Records from a dataset
***
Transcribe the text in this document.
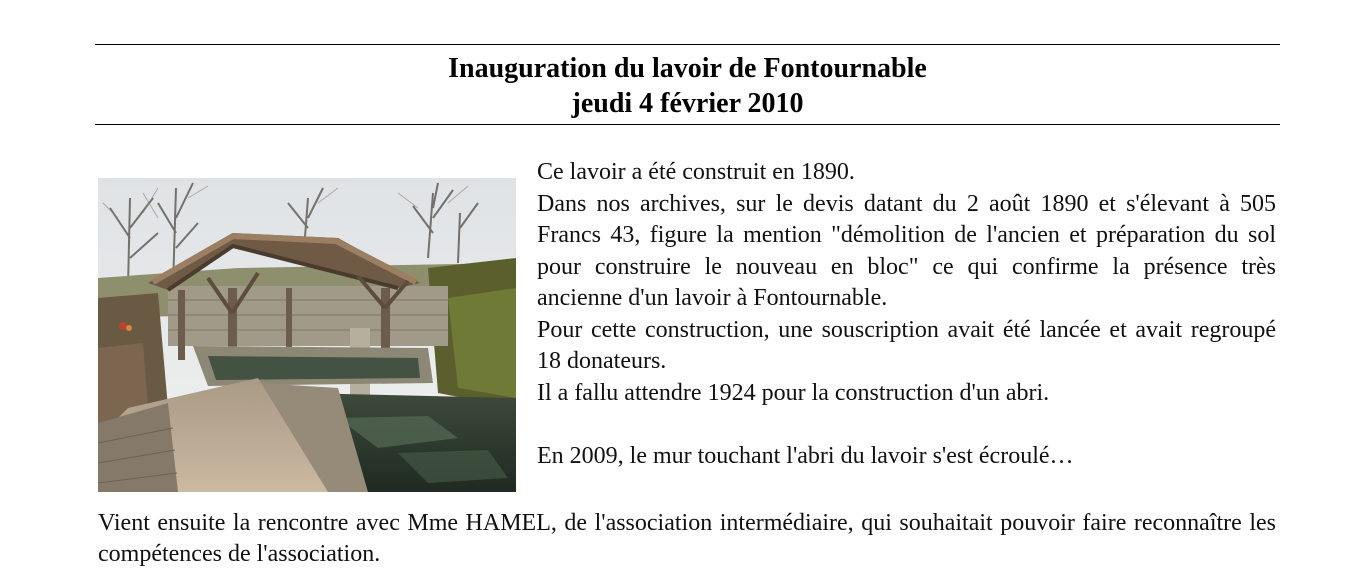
Inauguration du lavoir de Fontournable
jeudi 4 février 2010

Ce lavoir a été construit en 1890.

Dans nos archives, sur le devis datant du 2 août 1890 et s'élevant à 505 Francs 43, figure la mention "démolition de l'ancien et préparation du sol pour construire le nouveau en bloc" ce qui confirme la présence très ancienne d'un lavoir à Fontournable.

Pour cette construction, une souscription avait été lancée et avait regroupé 18 donateurs.

Il a fallu attendre 1924 pour la construction d'un abri.

En 2009, le mur touchant l'abri du lavoir s'est écroulé…

Vient ensuite la rencontre avec Mme HAMEL, de l'association intermédiaire, qui souhaitait pouvoir faire reconnaître les compétences de l'association.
***
• **Aim**: Of all the lines above, how many contain the word "lavoir"? Give the number and nothing else.

• **Task result**: 4